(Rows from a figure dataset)
--- begin ---
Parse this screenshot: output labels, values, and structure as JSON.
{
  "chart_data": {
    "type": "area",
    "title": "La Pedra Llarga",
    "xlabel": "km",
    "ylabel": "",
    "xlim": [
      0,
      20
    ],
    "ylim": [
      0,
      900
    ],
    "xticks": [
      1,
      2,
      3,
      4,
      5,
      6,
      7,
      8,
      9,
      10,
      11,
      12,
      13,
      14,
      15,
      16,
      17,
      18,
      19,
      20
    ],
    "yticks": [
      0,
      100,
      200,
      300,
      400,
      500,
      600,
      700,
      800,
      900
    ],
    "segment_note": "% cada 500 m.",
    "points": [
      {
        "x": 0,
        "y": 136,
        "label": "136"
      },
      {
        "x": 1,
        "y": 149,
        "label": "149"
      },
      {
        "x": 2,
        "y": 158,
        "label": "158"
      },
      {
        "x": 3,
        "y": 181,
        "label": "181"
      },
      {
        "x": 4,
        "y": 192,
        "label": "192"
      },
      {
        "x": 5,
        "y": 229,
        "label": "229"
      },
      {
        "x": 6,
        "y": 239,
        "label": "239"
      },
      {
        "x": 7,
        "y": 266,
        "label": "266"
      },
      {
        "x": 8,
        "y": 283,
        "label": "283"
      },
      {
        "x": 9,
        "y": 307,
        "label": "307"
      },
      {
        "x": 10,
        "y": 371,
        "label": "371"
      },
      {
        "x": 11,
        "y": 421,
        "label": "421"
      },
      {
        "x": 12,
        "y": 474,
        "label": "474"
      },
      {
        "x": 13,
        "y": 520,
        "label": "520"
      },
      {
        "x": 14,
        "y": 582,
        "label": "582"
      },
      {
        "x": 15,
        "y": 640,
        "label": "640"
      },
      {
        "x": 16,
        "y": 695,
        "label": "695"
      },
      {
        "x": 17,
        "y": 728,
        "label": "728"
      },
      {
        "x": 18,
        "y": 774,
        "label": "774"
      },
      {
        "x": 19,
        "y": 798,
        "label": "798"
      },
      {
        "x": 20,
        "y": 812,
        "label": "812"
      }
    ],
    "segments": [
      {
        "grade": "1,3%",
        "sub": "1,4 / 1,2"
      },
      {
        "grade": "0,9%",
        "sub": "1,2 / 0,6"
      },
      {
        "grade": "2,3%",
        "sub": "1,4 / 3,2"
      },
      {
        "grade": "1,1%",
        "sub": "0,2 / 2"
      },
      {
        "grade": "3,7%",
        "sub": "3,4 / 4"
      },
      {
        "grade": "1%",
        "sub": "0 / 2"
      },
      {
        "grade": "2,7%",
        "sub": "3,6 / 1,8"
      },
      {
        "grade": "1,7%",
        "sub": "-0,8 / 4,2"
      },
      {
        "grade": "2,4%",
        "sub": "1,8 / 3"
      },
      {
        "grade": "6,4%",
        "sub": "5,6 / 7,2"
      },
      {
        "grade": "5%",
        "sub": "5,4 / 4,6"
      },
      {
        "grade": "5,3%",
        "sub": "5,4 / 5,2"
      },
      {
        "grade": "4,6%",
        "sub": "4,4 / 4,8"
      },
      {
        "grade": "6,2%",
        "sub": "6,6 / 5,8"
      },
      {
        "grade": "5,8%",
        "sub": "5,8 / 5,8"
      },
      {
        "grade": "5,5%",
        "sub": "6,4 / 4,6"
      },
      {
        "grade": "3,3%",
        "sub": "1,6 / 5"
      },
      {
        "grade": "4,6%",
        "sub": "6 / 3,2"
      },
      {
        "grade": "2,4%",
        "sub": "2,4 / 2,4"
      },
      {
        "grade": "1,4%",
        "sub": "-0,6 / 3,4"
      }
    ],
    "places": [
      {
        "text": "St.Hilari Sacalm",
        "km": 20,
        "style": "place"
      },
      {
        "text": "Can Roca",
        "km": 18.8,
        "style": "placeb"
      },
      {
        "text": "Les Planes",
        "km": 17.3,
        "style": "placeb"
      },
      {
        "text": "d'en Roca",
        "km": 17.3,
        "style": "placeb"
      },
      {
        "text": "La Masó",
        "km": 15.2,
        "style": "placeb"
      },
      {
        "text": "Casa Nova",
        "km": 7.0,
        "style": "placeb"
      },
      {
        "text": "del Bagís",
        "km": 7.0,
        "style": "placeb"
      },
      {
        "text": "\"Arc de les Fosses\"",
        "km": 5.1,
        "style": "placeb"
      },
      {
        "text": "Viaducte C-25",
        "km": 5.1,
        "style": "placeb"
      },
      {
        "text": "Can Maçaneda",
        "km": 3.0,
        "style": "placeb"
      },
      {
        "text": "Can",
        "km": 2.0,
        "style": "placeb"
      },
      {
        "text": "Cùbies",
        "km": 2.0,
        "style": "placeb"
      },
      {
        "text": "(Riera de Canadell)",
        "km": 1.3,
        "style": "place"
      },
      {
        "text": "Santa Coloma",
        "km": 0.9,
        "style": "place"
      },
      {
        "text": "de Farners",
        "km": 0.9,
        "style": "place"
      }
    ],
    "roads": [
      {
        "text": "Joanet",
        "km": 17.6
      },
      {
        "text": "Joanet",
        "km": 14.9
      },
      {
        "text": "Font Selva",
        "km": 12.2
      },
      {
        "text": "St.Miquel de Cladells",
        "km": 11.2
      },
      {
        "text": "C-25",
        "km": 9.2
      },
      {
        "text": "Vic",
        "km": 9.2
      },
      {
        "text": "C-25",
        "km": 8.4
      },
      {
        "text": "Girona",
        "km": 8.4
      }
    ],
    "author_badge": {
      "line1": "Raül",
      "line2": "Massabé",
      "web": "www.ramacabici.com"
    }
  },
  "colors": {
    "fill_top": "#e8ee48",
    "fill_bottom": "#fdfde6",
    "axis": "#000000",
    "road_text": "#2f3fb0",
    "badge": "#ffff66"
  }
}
--- end ---
All of the entries need to be reproduced exactly; please write them out.

Parse this screenshot: output labels, values, and structure as JSON.
{
  "chart_data": {
    "type": "area",
    "title": "La Pedra Llarga",
    "xlabel": "km",
    "ylabel": "",
    "xlim": [
      0,
      20
    ],
    "ylim": [
      0,
      900
    ],
    "xticks": [
      1,
      2,
      3,
      4,
      5,
      6,
      7,
      8,
      9,
      10,
      11,
      12,
      13,
      14,
      15,
      16,
      17,
      18,
      19,
      20
    ],
    "yticks": [
      0,
      100,
      200,
      300,
      400,
      500,
      600,
      700,
      800,
      900
    ],
    "segment_note": "% cada 500 m.",
    "points": [
      {
        "x": 0,
        "y": 136,
        "label": "136"
      },
      {
        "x": 1,
        "y": 149,
        "label": "149"
      },
      {
        "x": 2,
        "y": 158,
        "label": "158"
      },
      {
        "x": 3,
        "y": 181,
        "label": "181"
      },
      {
        "x": 4,
        "y": 192,
        "label": "192"
      },
      {
        "x": 5,
        "y": 229,
        "label": "229"
      },
      {
        "x": 6,
        "y": 239,
        "label": "239"
      },
      {
        "x": 7,
        "y": 266,
        "label": "266"
      },
      {
        "x": 8,
        "y": 283,
        "label": "283"
      },
      {
        "x": 9,
        "y": 307,
        "label": "307"
      },
      {
        "x": 10,
        "y": 371,
        "label": "371"
      },
      {
        "x": 11,
        "y": 421,
        "label": "421"
      },
      {
        "x": 12,
        "y": 474,
        "label": "474"
      },
      {
        "x": 13,
        "y": 520,
        "label": "520"
      },
      {
        "x": 14,
        "y": 582,
        "label": "582"
      },
      {
        "x": 15,
        "y": 640,
        "label": "640"
      },
      {
        "x": 16,
        "y": 695,
        "label": "695"
      },
      {
        "x": 17,
        "y": 728,
        "label": "728"
      },
      {
        "x": 18,
        "y": 774,
        "label": "774"
      },
      {
        "x": 19,
        "y": 798,
        "label": "798"
      },
      {
        "x": 20,
        "y": 812,
        "label": "812"
      }
    ],
    "segments": [
      {
        "grade": "1,3%",
        "sub": "1,4 / 1,2"
      },
      {
        "grade": "0,9%",
        "sub": "1,2 / 0,6"
      },
      {
        "grade": "2,3%",
        "sub": "1,4 / 3,2"
      },
      {
        "grade": "1,1%",
        "sub": "0,2 / 2"
      },
      {
        "grade": "3,7%",
        "sub": "3,4 / 4"
      },
      {
        "grade": "1%",
        "sub": "0 / 2"
      },
      {
        "grade": "2,7%",
        "sub": "3,6 / 1,8"
      },
      {
        "grade": "1,7%",
        "sub": "-0,8 / 4,2"
      },
      {
        "grade": "2,4%",
        "sub": "1,8 / 3"
      },
      {
        "grade": "6,4%",
        "sub": "5,6 / 7,2"
      },
      {
        "grade": "5%",
        "sub": "5,4 / 4,6"
      },
      {
        "grade": "5,3%",
        "sub": "5,4 / 5,2"
      },
      {
        "grade": "4,6%",
        "sub": "4,4 / 4,8"
      },
      {
        "grade": "6,2%",
        "sub": "6,6 / 5,8"
      },
      {
        "grade": "5,8%",
        "sub": "5,8 / 5,8"
      },
      {
        "grade": "5,5%",
        "sub": "6,4 / 4,6"
      },
      {
        "grade": "3,3%",
        "sub": "1,6 / 5"
      },
      {
        "grade": "4,6%",
        "sub": "6 / 3,2"
      },
      {
        "grade": "2,4%",
        "sub": "2,4 / 2,4"
      },
      {
        "grade": "1,4%",
        "sub": "-0,6 / 3,4"
      }
    ],
    "places": [
      {
        "text": "St.Hilari Sacalm",
        "km": 20,
        "style": "place"
      },
      {
        "text": "Can Roca",
        "km": 18.8,
        "style": "placeb"
      },
      {
        "text": "Les Planes",
        "km": 17.3,
        "style": "placeb"
      },
      {
        "text": "d'en Roca",
        "km": 17.3,
        "style": "placeb"
      },
      {
        "text": "La Masó",
        "km": 15.2,
        "style": "placeb"
      },
      {
        "text": "Casa Nova",
        "km": 7.0,
        "style": "placeb"
      },
      {
        "text": "del Bagís",
        "km": 7.0,
        "style": "placeb"
      },
      {
        "text": "\"Arc de les Fosses\"",
        "km": 5.1,
        "style": "placeb"
      },
      {
        "text": "Viaducte C-25",
        "km": 5.1,
        "style": "placeb"
      },
      {
        "text": "Can Maçaneda",
        "km": 3.0,
        "style": "placeb"
      },
      {
        "text": "Can",
        "km": 2.0,
        "style": "placeb"
      },
      {
        "text": "Cùbies",
        "km": 2.0,
        "style": "placeb"
      },
      {
        "text": "(Riera de Canadell)",
        "km": 1.3,
        "style": "place"
      },
      {
        "text": "Santa Coloma",
        "km": 0.9,
        "style": "place"
      },
      {
        "text": "de Farners",
        "km": 0.9,
        "style": "place"
      }
    ],
    "roads": [
      {
        "text": "Joanet",
        "km": 17.6
      },
      {
        "text": "Joanet",
        "km": 14.9
      },
      {
        "text": "Font Selva",
        "km": 12.2
      },
      {
        "text": "St.Miquel de Cladells",
        "km": 11.2
      },
      {
        "text": "C-25",
        "km": 9.2
      },
      {
        "text": "Vic",
        "km": 9.2
      },
      {
        "text": "C-25",
        "km": 8.4
      },
      {
        "text": "Girona",
        "km": 8.4
      }
    ],
    "author_badge": {
      "line1": "Raül",
      "line2": "Massabé",
      "web": "www.ramacabici.com"
    }
  },
  "colors": {
    "fill_top": "#e8ee48",
    "fill_bottom": "#fdfde6",
    "axis": "#000000",
    "road_text": "#2f3fb0",
    "badge": "#ffff66"
  }
}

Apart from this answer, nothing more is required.